Set down the full listing exactly as given. Any pictures are to be left out.

- DATA TO PROCESS -
□ □ □ □ □

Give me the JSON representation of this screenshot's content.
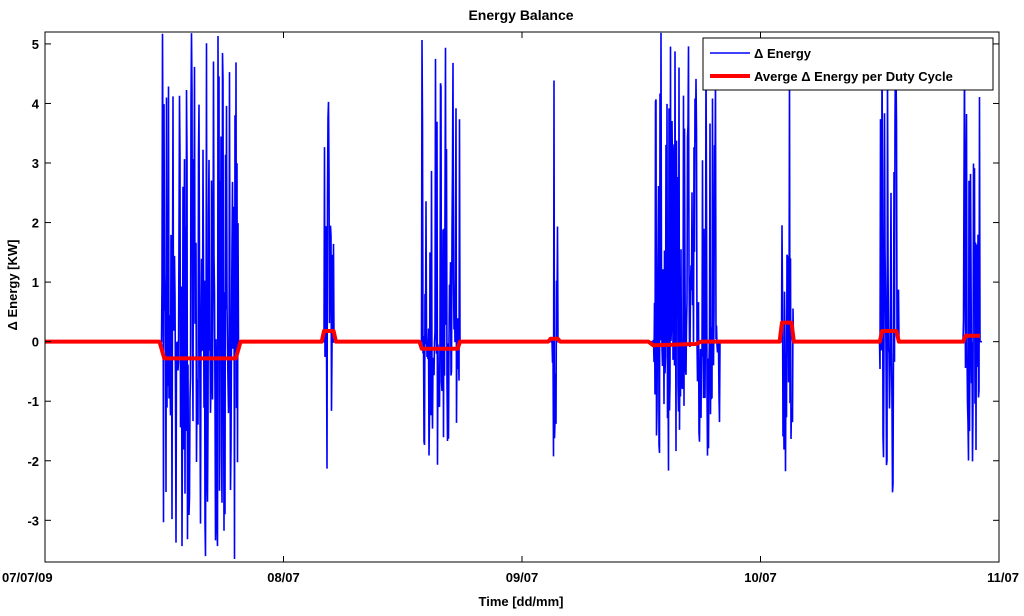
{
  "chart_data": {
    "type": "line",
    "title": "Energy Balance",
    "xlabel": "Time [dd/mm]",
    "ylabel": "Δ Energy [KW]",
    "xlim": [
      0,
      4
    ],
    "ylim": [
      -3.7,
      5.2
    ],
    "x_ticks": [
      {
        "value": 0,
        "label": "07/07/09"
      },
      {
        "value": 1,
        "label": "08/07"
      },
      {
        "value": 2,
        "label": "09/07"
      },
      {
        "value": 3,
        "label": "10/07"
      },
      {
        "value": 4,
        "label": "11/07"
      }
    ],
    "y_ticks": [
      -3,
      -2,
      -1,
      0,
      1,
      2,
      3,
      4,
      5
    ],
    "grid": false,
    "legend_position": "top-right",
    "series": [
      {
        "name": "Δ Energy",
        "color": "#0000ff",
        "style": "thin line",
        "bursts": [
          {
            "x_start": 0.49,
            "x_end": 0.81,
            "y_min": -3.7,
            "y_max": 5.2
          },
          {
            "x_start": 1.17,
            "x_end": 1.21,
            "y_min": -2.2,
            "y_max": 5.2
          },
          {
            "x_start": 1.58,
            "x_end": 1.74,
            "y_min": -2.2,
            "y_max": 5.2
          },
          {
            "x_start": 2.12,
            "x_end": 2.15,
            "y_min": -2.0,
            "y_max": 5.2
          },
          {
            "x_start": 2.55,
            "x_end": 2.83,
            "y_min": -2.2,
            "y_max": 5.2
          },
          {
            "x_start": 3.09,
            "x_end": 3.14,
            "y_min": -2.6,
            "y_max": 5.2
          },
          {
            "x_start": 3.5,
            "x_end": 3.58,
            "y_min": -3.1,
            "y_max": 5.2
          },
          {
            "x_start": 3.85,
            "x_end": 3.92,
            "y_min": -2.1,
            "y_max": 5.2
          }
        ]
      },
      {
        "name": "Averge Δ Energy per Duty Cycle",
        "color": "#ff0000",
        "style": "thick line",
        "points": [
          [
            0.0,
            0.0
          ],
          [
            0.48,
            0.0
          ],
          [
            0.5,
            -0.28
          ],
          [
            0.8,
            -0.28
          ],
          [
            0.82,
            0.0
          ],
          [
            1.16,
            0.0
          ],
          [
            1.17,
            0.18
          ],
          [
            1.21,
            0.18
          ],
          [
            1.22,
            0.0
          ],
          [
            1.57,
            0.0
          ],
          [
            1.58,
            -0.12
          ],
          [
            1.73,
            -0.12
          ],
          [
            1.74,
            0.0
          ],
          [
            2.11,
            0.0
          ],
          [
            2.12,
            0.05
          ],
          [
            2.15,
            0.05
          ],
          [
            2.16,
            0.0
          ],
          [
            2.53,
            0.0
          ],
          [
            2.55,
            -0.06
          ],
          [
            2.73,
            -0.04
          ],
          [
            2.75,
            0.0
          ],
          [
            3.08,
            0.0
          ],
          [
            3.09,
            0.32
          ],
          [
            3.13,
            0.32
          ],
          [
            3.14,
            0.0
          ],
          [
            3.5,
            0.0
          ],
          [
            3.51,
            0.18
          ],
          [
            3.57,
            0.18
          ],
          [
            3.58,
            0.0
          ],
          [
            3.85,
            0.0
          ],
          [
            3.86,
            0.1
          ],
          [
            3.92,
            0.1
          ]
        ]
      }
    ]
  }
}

□ □ □ □ □

- RESPONSE TO THIS EXERCISE -
Give me the JSON representation of this screenshot's content.
{
  "chart_data": {
    "type": "line",
    "title": "Energy Balance",
    "xlabel": "Time [dd/mm]",
    "ylabel": "Δ Energy [KW]",
    "xlim": [
      0,
      4
    ],
    "ylim": [
      -3.7,
      5.2
    ],
    "x_ticks": [
      {
        "value": 0,
        "label": "07/07/09"
      },
      {
        "value": 1,
        "label": "08/07"
      },
      {
        "value": 2,
        "label": "09/07"
      },
      {
        "value": 3,
        "label": "10/07"
      },
      {
        "value": 4,
        "label": "11/07"
      }
    ],
    "y_ticks": [
      -3,
      -2,
      -1,
      0,
      1,
      2,
      3,
      4,
      5
    ],
    "grid": false,
    "legend_position": "top-right",
    "series": [
      {
        "name": "Δ Energy",
        "color": "#0000ff",
        "style": "thin line",
        "bursts": [
          {
            "x_start": 0.49,
            "x_end": 0.81,
            "y_min": -3.7,
            "y_max": 5.2
          },
          {
            "x_start": 1.17,
            "x_end": 1.21,
            "y_min": -2.2,
            "y_max": 5.2
          },
          {
            "x_start": 1.58,
            "x_end": 1.74,
            "y_min": -2.2,
            "y_max": 5.2
          },
          {
            "x_start": 2.12,
            "x_end": 2.15,
            "y_min": -2.0,
            "y_max": 5.2
          },
          {
            "x_start": 2.55,
            "x_end": 2.83,
            "y_min": -2.2,
            "y_max": 5.2
          },
          {
            "x_start": 3.09,
            "x_end": 3.14,
            "y_min": -2.6,
            "y_max": 5.2
          },
          {
            "x_start": 3.5,
            "x_end": 3.58,
            "y_min": -3.1,
            "y_max": 5.2
          },
          {
            "x_start": 3.85,
            "x_end": 3.92,
            "y_min": -2.1,
            "y_max": 5.2
          }
        ]
      },
      {
        "name": "Averge Δ Energy per Duty Cycle",
        "color": "#ff0000",
        "style": "thick line",
        "points": [
          [
            0.0,
            0.0
          ],
          [
            0.48,
            0.0
          ],
          [
            0.5,
            -0.28
          ],
          [
            0.8,
            -0.28
          ],
          [
            0.82,
            0.0
          ],
          [
            1.16,
            0.0
          ],
          [
            1.17,
            0.18
          ],
          [
            1.21,
            0.18
          ],
          [
            1.22,
            0.0
          ],
          [
            1.57,
            0.0
          ],
          [
            1.58,
            -0.12
          ],
          [
            1.73,
            -0.12
          ],
          [
            1.74,
            0.0
          ],
          [
            2.11,
            0.0
          ],
          [
            2.12,
            0.05
          ],
          [
            2.15,
            0.05
          ],
          [
            2.16,
            0.0
          ],
          [
            2.53,
            0.0
          ],
          [
            2.55,
            -0.06
          ],
          [
            2.73,
            -0.04
          ],
          [
            2.75,
            0.0
          ],
          [
            3.08,
            0.0
          ],
          [
            3.09,
            0.32
          ],
          [
            3.13,
            0.32
          ],
          [
            3.14,
            0.0
          ],
          [
            3.5,
            0.0
          ],
          [
            3.51,
            0.18
          ],
          [
            3.57,
            0.18
          ],
          [
            3.58,
            0.0
          ],
          [
            3.85,
            0.0
          ],
          [
            3.86,
            0.1
          ],
          [
            3.92,
            0.1
          ]
        ]
      }
    ]
  }
}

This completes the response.